• [Available data]

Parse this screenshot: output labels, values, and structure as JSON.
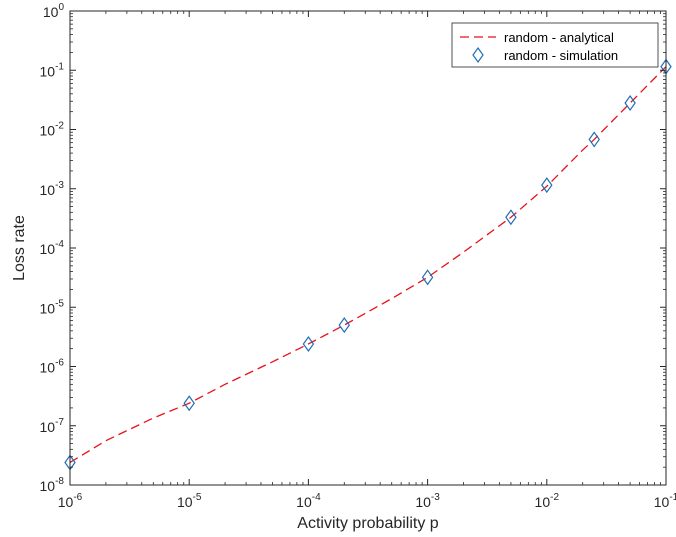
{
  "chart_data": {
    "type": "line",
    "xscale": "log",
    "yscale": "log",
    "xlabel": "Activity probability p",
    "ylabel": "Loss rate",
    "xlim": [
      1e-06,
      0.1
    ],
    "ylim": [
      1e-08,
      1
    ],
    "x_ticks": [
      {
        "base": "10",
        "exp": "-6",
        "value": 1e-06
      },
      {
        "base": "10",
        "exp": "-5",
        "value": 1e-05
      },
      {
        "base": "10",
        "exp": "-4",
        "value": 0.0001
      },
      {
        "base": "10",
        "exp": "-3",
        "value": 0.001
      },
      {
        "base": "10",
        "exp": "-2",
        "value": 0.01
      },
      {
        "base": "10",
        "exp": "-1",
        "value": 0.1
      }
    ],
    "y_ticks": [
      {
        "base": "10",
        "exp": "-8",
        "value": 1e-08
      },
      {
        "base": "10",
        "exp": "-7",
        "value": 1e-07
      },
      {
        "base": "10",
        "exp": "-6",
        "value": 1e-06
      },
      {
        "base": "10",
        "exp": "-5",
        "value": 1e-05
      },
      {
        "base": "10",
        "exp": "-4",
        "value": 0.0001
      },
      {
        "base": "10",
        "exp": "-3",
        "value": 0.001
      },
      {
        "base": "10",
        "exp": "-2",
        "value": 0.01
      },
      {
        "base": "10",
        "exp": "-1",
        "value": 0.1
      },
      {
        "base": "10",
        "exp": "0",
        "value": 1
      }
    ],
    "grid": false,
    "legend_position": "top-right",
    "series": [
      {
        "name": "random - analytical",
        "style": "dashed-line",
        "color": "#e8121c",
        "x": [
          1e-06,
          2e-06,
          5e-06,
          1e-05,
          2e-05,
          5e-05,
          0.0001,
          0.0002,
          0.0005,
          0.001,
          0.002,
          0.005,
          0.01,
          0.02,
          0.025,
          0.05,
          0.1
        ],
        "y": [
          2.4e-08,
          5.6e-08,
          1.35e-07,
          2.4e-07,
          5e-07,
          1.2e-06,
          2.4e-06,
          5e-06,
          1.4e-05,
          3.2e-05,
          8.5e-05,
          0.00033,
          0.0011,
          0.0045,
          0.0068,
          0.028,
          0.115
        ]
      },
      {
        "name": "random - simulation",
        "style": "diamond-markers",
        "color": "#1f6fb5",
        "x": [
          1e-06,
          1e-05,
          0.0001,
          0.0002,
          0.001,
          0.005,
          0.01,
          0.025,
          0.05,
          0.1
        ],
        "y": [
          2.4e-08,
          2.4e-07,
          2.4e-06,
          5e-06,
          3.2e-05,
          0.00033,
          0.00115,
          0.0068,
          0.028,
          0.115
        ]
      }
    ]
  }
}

• [Given task] Write out again every line above exactly as given; the pictures do not belong in the copy.

• [Exercise answer]
Parse this screenshot: output labels, values, and structure as JSON.
{
  "chart_data": {
    "type": "line",
    "xscale": "log",
    "yscale": "log",
    "xlabel": "Activity probability p",
    "ylabel": "Loss rate",
    "xlim": [
      1e-06,
      0.1
    ],
    "ylim": [
      1e-08,
      1
    ],
    "x_ticks": [
      {
        "base": "10",
        "exp": "-6",
        "value": 1e-06
      },
      {
        "base": "10",
        "exp": "-5",
        "value": 1e-05
      },
      {
        "base": "10",
        "exp": "-4",
        "value": 0.0001
      },
      {
        "base": "10",
        "exp": "-3",
        "value": 0.001
      },
      {
        "base": "10",
        "exp": "-2",
        "value": 0.01
      },
      {
        "base": "10",
        "exp": "-1",
        "value": 0.1
      }
    ],
    "y_ticks": [
      {
        "base": "10",
        "exp": "-8",
        "value": 1e-08
      },
      {
        "base": "10",
        "exp": "-7",
        "value": 1e-07
      },
      {
        "base": "10",
        "exp": "-6",
        "value": 1e-06
      },
      {
        "base": "10",
        "exp": "-5",
        "value": 1e-05
      },
      {
        "base": "10",
        "exp": "-4",
        "value": 0.0001
      },
      {
        "base": "10",
        "exp": "-3",
        "value": 0.001
      },
      {
        "base": "10",
        "exp": "-2",
        "value": 0.01
      },
      {
        "base": "10",
        "exp": "-1",
        "value": 0.1
      },
      {
        "base": "10",
        "exp": "0",
        "value": 1
      }
    ],
    "grid": false,
    "legend_position": "top-right",
    "series": [
      {
        "name": "random - analytical",
        "style": "dashed-line",
        "color": "#e8121c",
        "x": [
          1e-06,
          2e-06,
          5e-06,
          1e-05,
          2e-05,
          5e-05,
          0.0001,
          0.0002,
          0.0005,
          0.001,
          0.002,
          0.005,
          0.01,
          0.02,
          0.025,
          0.05,
          0.1
        ],
        "y": [
          2.4e-08,
          5.6e-08,
          1.35e-07,
          2.4e-07,
          5e-07,
          1.2e-06,
          2.4e-06,
          5e-06,
          1.4e-05,
          3.2e-05,
          8.5e-05,
          0.00033,
          0.0011,
          0.0045,
          0.0068,
          0.028,
          0.115
        ]
      },
      {
        "name": "random - simulation",
        "style": "diamond-markers",
        "color": "#1f6fb5",
        "x": [
          1e-06,
          1e-05,
          0.0001,
          0.0002,
          0.001,
          0.005,
          0.01,
          0.025,
          0.05,
          0.1
        ],
        "y": [
          2.4e-08,
          2.4e-07,
          2.4e-06,
          5e-06,
          3.2e-05,
          0.00033,
          0.00115,
          0.0068,
          0.028,
          0.115
        ]
      }
    ]
  }
}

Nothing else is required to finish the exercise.